Dataset items
---------------
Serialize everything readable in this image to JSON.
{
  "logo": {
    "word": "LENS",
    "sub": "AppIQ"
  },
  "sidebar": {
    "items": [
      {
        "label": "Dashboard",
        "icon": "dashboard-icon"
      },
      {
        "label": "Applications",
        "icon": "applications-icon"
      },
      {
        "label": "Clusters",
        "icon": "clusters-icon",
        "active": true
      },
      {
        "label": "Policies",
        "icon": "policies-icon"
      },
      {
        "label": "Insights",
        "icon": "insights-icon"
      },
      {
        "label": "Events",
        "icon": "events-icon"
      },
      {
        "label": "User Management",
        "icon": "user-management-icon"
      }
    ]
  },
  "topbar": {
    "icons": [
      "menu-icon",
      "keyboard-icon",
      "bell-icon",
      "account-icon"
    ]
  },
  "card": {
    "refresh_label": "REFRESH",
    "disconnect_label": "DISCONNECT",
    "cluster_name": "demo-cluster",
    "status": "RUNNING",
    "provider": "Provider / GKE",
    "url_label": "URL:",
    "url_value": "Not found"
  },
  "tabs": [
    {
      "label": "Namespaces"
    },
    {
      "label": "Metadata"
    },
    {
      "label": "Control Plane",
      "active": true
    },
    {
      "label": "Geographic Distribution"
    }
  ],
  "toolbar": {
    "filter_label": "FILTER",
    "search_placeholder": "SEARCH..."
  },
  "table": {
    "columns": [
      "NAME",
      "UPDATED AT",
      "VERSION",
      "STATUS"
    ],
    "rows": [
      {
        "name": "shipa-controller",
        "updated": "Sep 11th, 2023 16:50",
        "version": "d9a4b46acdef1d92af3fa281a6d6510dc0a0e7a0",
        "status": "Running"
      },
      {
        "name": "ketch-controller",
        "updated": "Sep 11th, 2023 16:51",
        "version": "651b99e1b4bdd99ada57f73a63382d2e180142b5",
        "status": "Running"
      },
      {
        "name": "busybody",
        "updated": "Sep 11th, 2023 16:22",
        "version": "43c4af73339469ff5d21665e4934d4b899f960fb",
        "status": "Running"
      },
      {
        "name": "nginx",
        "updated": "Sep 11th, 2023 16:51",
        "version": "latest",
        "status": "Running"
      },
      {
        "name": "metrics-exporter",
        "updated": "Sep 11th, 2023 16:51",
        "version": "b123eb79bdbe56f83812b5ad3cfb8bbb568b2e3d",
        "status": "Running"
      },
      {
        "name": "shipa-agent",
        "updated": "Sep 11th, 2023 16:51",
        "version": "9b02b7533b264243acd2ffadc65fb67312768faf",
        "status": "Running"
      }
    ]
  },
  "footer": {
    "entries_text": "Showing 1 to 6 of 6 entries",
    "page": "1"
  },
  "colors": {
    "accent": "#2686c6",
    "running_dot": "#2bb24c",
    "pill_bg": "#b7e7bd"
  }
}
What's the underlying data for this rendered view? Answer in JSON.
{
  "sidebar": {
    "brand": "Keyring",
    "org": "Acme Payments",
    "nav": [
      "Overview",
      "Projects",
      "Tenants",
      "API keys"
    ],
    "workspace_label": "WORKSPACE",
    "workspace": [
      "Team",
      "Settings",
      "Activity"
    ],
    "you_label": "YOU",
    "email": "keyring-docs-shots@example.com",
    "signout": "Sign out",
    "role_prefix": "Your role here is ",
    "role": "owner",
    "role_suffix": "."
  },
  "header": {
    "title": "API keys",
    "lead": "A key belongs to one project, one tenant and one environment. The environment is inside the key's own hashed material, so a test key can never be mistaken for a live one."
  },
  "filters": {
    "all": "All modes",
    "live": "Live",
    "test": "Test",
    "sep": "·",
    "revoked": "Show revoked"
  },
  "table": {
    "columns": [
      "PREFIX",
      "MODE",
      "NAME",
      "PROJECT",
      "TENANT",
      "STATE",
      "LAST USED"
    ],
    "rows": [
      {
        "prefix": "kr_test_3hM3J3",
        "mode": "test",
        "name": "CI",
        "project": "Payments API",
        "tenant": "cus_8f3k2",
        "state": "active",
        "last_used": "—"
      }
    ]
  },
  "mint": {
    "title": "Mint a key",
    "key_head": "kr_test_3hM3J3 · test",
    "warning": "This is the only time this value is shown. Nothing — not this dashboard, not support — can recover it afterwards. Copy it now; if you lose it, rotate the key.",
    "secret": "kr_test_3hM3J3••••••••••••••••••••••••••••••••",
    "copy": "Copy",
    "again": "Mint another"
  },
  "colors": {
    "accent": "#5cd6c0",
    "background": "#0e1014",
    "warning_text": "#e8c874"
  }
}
---------------
• DIRECTIONS FOR THIS TASK
Copy each record from above without leaving any out.

• OUTPUT FOR THIS EXERCISE
Serialize everything readable in this image to JSON.
{
  "logo": {
    "word": "LENS",
    "sub": "AppIQ"
  },
  "sidebar": {
    "items": [
      {
        "label": "Dashboard",
        "icon": "dashboard-icon"
      },
      {
        "label": "Applications",
        "icon": "applications-icon"
      },
      {
        "label": "Clusters",
        "icon": "clusters-icon",
        "active": true
      },
      {
        "label": "Policies",
        "icon": "policies-icon"
      },
      {
        "label": "Insights",
        "icon": "insights-icon"
      },
      {
        "label": "Events",
        "icon": "events-icon"
      },
      {
        "label": "User Management",
        "icon": "user-management-icon"
      }
    ]
  },
  "topbar": {
    "icons": [
      "menu-icon",
      "keyboard-icon",
      "bell-icon",
      "account-icon"
    ]
  },
  "card": {
    "refresh_label": "REFRESH",
    "disconnect_label": "DISCONNECT",
    "cluster_name": "demo-cluster",
    "status": "RUNNING",
    "provider": "Provider / GKE",
    "url_label": "URL:",
    "url_value": "Not found"
  },
  "tabs": [
    {
      "label": "Namespaces"
    },
    {
      "label": "Metadata"
    },
    {
      "label": "Control Plane",
      "active": true
    },
    {
      "label": "Geographic Distribution"
    }
  ],
  "toolbar": {
    "filter_label": "FILTER",
    "search_placeholder": "SEARCH..."
  },
  "table": {
    "columns": [
      "NAME",
      "UPDATED AT",
      "VERSION",
      "STATUS"
    ],
    "rows": [
      {
        "name": "shipa-controller",
        "updated": "Sep 11th, 2023 16:50",
        "version": "d9a4b46acdef1d92af3fa281a6d6510dc0a0e7a0",
        "status": "Running"
      },
      {
        "name": "ketch-controller",
        "updated": "Sep 11th, 2023 16:51",
        "version": "651b99e1b4bdd99ada57f73a63382d2e180142b5",
        "status": "Running"
      },
      {
        "name": "busybody",
        "updated": "Sep 11th, 2023 16:22",
        "version": "43c4af73339469ff5d21665e4934d4b899f960fb",
        "status": "Running"
      },
      {
        "name": "nginx",
        "updated": "Sep 11th, 2023 16:51",
        "version": "latest",
        "status": "Running"
      },
      {
        "name": "metrics-exporter",
        "updated": "Sep 11th, 2023 16:51",
        "version": "b123eb79bdbe56f83812b5ad3cfb8bbb568b2e3d",
        "status": "Running"
      },
      {
        "name": "shipa-agent",
        "updated": "Sep 11th, 2023 16:51",
        "version": "9b02b7533b264243acd2ffadc65fb67312768faf",
        "status": "Running"
      }
    ]
  },
  "footer": {
    "entries_text": "Showing 1 to 6 of 6 entries",
    "page": "1"
  },
  "colors": {
    "accent": "#2686c6",
    "running_dot": "#2bb24c",
    "pill_bg": "#b7e7bd"
  }
}
What's the underlying data for this rendered view? Answer in JSON.
{
  "sidebar": {
    "brand": "Keyring",
    "org": "Acme Payments",
    "nav": [
      "Overview",
      "Projects",
      "Tenants",
      "API keys"
    ],
    "workspace_label": "WORKSPACE",
    "workspace": [
      "Team",
      "Settings",
      "Activity"
    ],
    "you_label": "YOU",
    "email": "keyring-docs-shots@example.com",
    "signout": "Sign out",
    "role_prefix": "Your role here is ",
    "role": "owner",
    "role_suffix": "."
  },
  "header": {
    "title": "API keys",
    "lead": "A key belongs to one project, one tenant and one environment. The environment is inside the key's own hashed material, so a test key can never be mistaken for a live one."
  },
  "filters": {
    "all": "All modes",
    "live": "Live",
    "test": "Test",
    "sep": "·",
    "revoked": "Show revoked"
  },
  "table": {
    "columns": [
      "PREFIX",
      "MODE",
      "NAME",
      "PROJECT",
      "TENANT",
      "STATE",
      "LAST USED"
    ],
    "rows": [
      {
        "prefix": "kr_test_3hM3J3",
        "mode": "test",
        "name": "CI",
        "project": "Payments API",
        "tenant": "cus_8f3k2",
        "state": "active",
        "last_used": "—"
      }
    ]
  },
  "mint": {
    "title": "Mint a key",
    "key_head": "kr_test_3hM3J3 · test",
    "warning": "This is the only time this value is shown. Nothing — not this dashboard, not support — can recover it afterwards. Copy it now; if you lose it, rotate the key.",
    "secret": "kr_test_3hM3J3••••••••••••••••••••••••••••••••",
    "copy": "Copy",
    "again": "Mint another"
  },
  "colors": {
    "accent": "#5cd6c0",
    "background": "#0e1014",
    "warning_text": "#e8c874"
  }
}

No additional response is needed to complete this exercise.